Directive »
Your answer should be one number: the count of lines in these entries that hold the word "Drawing".

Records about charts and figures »
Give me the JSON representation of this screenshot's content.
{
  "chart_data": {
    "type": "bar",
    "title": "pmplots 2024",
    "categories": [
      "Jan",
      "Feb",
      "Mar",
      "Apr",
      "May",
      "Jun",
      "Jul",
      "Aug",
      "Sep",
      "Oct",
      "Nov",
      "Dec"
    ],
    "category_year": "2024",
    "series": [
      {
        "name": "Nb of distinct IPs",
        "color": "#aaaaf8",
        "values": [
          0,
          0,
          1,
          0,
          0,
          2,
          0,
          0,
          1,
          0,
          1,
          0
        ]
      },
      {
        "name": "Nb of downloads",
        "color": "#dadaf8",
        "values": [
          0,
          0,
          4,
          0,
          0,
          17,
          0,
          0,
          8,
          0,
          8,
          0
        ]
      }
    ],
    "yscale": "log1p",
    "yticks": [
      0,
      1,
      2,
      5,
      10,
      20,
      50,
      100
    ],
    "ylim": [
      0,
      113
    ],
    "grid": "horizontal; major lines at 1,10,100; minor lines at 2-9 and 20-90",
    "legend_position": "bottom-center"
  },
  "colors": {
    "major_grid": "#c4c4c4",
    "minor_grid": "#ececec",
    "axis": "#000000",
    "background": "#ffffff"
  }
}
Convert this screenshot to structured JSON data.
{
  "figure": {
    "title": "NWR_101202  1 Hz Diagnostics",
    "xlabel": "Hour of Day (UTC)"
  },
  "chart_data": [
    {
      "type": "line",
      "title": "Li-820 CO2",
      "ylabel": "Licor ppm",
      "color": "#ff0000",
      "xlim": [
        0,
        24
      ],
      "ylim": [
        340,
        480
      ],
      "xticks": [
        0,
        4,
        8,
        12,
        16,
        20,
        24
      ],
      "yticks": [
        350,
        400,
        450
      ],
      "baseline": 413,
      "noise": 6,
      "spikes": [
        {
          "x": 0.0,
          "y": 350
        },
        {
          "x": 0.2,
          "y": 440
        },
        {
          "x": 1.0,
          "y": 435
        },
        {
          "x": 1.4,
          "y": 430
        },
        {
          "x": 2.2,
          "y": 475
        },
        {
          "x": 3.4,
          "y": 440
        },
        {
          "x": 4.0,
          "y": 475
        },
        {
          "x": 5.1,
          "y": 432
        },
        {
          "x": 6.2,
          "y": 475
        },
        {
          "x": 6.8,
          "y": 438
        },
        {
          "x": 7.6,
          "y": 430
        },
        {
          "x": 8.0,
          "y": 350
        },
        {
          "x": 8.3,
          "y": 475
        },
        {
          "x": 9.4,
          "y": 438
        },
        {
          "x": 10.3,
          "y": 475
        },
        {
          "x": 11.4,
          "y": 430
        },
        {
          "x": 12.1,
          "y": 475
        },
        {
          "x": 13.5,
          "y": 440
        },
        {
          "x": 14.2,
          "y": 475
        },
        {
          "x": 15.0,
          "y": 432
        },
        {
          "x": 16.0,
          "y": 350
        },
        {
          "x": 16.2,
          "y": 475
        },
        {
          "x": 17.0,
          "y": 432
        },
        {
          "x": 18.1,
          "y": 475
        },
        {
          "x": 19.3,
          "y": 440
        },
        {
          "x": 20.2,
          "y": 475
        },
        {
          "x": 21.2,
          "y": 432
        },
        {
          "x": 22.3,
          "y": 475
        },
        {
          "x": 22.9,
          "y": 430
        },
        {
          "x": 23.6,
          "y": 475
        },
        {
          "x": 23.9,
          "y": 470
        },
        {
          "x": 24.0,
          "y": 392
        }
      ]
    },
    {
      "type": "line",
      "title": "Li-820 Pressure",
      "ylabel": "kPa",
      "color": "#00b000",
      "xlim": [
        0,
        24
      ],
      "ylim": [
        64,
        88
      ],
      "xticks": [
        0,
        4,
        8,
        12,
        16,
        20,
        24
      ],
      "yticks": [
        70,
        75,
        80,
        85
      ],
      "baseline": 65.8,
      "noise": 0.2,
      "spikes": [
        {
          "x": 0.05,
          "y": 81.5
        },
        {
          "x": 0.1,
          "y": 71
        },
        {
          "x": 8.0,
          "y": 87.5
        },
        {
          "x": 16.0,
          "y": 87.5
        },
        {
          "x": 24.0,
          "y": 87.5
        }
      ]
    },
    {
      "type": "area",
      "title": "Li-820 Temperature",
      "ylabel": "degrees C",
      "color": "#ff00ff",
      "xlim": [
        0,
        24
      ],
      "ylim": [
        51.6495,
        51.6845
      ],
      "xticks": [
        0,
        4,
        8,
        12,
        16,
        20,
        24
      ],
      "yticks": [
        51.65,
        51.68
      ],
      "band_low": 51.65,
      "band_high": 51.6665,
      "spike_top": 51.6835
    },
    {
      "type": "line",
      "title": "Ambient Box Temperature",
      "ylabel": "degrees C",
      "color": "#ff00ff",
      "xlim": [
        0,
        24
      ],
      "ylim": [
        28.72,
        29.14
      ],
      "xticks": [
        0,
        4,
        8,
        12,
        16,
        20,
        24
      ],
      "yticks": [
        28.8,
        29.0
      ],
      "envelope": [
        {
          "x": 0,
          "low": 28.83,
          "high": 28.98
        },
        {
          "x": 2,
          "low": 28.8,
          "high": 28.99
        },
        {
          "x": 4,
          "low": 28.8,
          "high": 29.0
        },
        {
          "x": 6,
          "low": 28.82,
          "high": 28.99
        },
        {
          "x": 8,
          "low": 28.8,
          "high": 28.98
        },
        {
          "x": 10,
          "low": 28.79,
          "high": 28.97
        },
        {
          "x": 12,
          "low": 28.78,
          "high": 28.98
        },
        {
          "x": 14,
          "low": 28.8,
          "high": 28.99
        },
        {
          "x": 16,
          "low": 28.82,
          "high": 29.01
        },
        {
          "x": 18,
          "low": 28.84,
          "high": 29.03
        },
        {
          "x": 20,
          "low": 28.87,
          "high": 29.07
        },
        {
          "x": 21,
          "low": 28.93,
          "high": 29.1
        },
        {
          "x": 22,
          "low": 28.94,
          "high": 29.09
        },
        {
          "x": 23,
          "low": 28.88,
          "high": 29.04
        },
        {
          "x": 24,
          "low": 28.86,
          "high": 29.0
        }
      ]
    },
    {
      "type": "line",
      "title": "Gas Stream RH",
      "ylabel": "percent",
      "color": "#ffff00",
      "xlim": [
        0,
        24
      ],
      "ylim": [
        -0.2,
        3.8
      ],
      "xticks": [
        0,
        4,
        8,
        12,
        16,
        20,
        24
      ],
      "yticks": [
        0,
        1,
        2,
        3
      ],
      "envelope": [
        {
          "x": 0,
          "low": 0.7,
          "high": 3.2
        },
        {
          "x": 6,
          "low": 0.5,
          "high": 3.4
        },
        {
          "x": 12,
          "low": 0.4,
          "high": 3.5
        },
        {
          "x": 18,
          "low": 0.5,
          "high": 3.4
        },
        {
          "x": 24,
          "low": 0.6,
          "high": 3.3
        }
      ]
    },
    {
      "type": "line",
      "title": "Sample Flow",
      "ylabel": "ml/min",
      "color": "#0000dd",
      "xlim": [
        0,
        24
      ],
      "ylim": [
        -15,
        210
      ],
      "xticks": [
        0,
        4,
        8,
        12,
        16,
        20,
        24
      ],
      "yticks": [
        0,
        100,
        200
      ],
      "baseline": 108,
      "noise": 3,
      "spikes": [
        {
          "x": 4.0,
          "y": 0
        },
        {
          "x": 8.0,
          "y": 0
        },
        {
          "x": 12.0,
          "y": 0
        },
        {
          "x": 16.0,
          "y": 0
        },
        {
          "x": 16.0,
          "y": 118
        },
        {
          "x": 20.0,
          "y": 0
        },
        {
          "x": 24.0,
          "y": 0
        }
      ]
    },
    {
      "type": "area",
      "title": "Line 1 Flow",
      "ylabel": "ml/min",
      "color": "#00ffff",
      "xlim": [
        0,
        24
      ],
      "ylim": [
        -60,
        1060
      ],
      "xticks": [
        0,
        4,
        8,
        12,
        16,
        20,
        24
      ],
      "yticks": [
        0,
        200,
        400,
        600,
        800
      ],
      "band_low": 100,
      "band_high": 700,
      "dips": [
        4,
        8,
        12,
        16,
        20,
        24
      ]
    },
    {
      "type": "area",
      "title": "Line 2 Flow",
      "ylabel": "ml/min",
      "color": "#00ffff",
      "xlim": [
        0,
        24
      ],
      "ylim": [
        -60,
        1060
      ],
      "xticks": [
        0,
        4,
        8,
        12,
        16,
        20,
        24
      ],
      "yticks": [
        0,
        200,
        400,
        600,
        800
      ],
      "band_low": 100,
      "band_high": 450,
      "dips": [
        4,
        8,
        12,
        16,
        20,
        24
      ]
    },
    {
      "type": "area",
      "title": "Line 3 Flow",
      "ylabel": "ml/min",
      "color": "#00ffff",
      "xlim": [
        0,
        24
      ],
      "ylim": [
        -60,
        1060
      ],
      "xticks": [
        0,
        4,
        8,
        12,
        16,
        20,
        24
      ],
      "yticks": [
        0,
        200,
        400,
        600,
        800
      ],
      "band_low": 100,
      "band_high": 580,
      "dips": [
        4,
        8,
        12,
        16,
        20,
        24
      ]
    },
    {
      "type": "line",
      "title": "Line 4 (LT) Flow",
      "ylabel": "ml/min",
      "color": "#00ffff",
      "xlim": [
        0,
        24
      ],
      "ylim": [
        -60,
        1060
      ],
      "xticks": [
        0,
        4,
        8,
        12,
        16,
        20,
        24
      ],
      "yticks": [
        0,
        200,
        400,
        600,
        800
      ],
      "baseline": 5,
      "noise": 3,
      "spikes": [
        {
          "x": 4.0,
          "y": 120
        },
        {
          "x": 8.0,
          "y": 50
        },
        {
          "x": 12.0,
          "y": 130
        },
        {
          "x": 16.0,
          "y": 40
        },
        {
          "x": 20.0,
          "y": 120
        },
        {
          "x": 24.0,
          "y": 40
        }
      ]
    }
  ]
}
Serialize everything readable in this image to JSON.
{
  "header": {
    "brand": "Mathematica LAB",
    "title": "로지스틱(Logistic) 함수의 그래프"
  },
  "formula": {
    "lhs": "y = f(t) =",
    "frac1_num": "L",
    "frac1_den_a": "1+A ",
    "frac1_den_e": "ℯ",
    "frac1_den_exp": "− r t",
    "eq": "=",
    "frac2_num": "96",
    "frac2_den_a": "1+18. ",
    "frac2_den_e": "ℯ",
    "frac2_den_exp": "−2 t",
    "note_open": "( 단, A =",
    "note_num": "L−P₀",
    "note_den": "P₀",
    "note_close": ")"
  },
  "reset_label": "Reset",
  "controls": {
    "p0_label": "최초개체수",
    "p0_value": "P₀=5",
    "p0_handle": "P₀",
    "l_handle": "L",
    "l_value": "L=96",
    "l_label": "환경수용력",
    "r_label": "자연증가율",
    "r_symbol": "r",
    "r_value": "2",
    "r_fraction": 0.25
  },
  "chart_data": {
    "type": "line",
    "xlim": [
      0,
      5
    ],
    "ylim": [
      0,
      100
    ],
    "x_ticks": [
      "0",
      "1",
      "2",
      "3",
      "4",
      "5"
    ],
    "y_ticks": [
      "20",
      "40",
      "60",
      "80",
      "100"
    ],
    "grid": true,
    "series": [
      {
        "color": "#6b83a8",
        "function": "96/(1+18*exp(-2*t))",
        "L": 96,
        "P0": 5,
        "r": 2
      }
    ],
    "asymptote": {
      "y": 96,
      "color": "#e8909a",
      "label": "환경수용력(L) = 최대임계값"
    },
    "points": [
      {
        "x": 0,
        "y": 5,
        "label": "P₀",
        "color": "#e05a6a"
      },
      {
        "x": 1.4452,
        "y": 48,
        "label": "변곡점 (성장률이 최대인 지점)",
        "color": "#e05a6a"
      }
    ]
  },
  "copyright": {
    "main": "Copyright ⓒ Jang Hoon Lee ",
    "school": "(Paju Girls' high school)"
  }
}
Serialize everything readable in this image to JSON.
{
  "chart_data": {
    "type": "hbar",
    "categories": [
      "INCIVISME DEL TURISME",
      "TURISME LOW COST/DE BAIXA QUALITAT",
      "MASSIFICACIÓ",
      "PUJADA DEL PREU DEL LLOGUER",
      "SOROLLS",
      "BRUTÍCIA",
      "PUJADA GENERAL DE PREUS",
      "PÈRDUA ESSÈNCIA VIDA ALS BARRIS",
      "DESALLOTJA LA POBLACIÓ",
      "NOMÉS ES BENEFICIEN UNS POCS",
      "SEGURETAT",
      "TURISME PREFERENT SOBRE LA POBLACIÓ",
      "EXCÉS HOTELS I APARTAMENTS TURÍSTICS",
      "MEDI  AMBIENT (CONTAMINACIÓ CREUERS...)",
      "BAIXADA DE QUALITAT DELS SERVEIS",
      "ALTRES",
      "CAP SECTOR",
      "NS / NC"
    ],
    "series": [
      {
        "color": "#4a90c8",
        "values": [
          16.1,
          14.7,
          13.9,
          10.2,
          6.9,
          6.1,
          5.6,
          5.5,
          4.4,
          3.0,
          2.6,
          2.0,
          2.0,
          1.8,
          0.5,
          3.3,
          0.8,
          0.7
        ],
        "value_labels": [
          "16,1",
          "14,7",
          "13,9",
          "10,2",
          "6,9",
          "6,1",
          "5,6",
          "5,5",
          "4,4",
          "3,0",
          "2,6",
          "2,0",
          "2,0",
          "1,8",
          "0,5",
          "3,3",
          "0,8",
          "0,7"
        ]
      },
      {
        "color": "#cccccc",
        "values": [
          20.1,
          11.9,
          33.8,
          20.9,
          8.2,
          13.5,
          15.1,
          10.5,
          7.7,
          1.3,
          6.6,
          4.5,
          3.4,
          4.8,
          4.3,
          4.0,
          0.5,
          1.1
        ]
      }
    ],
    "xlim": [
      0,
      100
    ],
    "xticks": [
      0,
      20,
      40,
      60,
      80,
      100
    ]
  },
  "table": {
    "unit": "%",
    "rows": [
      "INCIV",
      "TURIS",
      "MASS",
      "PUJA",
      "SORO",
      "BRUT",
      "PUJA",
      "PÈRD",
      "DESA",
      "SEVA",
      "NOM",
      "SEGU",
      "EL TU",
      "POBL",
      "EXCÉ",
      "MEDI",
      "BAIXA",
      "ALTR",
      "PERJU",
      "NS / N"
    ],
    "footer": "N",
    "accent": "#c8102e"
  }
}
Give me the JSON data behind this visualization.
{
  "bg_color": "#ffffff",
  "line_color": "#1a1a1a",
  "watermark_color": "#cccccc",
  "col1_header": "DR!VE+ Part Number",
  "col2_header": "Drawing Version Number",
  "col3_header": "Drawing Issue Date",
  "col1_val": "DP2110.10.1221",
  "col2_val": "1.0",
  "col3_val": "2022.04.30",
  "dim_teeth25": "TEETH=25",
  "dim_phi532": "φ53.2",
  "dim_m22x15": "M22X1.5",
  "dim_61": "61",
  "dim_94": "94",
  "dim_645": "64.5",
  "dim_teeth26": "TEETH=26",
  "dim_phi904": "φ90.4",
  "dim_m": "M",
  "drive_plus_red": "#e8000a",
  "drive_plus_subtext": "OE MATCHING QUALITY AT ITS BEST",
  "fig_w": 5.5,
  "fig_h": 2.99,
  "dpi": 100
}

Exercise answer »
2